## Direction
What is the number of lines holding the word "content"? Give that number alone.

## Records for the task
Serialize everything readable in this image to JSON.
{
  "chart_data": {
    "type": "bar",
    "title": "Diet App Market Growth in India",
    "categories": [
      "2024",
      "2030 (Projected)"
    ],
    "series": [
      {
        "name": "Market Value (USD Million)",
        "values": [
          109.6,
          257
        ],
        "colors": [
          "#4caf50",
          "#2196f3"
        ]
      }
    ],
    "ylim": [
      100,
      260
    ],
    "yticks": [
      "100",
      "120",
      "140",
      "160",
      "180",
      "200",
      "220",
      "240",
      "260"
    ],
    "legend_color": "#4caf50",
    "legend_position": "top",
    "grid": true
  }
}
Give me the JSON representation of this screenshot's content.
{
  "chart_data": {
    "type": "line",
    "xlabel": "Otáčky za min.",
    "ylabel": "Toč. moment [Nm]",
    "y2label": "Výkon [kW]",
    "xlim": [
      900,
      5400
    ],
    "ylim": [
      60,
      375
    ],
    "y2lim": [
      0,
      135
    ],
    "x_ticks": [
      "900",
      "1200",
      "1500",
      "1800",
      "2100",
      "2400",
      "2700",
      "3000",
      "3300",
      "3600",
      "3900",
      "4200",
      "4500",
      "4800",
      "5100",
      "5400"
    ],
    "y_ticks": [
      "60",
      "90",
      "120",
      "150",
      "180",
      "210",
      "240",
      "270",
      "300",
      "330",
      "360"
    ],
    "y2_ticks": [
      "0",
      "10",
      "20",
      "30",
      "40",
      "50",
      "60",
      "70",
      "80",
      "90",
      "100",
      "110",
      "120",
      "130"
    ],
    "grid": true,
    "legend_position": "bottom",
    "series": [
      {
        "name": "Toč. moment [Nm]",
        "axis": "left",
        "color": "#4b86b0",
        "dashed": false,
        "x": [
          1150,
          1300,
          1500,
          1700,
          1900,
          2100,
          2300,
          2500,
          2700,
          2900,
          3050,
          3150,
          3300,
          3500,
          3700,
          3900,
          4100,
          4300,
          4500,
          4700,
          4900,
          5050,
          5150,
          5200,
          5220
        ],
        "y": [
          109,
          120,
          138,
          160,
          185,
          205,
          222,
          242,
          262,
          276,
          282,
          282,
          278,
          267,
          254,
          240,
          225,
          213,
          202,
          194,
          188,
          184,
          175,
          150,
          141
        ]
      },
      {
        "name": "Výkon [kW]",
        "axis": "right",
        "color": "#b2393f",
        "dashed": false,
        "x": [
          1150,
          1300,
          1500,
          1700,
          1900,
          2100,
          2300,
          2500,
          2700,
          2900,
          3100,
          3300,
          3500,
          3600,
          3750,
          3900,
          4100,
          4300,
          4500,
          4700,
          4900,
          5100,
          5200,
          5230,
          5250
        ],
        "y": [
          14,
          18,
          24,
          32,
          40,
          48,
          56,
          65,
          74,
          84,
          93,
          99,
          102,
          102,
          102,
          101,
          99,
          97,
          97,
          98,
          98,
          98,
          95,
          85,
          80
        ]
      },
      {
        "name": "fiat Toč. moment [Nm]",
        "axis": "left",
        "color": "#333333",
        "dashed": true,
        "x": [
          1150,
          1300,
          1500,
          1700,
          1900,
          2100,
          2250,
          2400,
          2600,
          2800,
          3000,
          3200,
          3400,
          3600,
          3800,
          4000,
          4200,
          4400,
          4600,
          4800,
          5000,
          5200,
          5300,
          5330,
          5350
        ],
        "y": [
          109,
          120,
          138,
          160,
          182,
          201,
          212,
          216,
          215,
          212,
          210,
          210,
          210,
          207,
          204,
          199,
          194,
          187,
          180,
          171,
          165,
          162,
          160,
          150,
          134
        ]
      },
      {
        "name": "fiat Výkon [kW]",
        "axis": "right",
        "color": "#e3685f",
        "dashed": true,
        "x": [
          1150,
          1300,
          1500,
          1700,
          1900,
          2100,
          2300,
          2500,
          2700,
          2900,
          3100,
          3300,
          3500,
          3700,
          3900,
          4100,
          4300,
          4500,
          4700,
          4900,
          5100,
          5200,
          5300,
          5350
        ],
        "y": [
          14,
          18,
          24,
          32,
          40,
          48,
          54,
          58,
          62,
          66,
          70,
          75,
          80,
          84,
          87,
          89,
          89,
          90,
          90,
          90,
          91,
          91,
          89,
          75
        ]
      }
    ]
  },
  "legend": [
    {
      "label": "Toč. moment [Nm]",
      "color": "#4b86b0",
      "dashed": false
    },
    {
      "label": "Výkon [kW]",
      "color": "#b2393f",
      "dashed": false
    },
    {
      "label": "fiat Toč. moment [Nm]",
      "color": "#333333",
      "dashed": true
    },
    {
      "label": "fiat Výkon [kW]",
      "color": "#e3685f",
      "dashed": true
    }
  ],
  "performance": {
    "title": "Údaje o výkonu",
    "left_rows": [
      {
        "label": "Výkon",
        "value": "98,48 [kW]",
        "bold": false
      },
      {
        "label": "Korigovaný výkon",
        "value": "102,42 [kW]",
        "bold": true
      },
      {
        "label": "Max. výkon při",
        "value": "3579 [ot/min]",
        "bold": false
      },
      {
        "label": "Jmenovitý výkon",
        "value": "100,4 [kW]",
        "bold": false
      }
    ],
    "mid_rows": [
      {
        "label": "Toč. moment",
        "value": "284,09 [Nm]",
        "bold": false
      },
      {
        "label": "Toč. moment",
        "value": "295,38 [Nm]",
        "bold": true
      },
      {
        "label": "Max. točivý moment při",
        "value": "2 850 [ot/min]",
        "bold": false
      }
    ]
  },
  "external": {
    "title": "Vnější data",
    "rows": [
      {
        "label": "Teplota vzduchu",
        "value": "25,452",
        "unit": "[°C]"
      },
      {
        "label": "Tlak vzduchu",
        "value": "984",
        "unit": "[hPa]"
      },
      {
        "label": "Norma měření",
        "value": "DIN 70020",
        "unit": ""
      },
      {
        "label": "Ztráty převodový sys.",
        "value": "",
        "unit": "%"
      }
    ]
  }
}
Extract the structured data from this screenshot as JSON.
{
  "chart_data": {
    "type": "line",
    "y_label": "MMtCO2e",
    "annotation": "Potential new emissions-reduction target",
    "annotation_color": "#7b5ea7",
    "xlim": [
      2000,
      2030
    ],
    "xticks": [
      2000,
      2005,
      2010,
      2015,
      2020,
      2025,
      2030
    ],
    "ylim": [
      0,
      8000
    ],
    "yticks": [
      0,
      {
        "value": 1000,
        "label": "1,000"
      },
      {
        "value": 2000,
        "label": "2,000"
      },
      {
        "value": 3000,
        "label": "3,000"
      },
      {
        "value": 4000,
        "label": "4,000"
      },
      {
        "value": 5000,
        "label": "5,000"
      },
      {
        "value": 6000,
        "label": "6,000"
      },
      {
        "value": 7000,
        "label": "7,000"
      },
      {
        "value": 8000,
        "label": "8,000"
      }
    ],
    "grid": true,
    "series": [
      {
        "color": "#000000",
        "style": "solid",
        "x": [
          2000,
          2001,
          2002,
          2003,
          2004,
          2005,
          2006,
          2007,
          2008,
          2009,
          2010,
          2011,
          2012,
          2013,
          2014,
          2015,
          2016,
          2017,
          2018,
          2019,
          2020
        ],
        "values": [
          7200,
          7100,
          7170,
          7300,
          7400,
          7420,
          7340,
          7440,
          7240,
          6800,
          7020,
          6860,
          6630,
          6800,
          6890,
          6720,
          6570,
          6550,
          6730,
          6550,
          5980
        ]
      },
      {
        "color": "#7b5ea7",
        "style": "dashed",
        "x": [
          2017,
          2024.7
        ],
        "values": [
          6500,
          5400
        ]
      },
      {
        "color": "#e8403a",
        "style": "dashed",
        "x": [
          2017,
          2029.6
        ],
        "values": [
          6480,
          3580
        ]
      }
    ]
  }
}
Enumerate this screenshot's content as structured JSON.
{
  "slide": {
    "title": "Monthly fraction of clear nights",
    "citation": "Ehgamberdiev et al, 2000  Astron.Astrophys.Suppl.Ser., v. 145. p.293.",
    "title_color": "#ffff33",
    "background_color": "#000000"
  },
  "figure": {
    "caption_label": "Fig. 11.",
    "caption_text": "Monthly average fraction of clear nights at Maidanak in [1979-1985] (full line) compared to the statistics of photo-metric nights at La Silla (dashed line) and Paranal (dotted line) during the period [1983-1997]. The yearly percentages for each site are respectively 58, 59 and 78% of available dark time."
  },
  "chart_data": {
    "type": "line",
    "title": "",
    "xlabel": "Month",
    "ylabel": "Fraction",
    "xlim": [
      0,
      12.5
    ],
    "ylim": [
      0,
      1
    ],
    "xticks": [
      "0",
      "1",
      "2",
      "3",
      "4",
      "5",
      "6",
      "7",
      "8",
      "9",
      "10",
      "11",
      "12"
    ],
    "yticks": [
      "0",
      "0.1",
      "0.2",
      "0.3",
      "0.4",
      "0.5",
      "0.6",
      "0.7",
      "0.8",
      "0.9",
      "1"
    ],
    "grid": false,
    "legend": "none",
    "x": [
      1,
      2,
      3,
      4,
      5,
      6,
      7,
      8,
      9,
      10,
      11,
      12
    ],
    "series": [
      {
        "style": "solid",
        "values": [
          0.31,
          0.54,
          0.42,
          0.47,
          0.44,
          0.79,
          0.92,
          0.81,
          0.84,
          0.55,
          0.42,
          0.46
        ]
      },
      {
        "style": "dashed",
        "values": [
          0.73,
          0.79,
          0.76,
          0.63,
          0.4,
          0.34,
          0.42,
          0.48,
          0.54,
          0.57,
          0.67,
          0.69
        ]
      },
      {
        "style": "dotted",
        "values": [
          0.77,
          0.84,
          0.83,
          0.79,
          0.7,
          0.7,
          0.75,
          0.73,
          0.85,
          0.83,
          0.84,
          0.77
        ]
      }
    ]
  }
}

## Full solution
2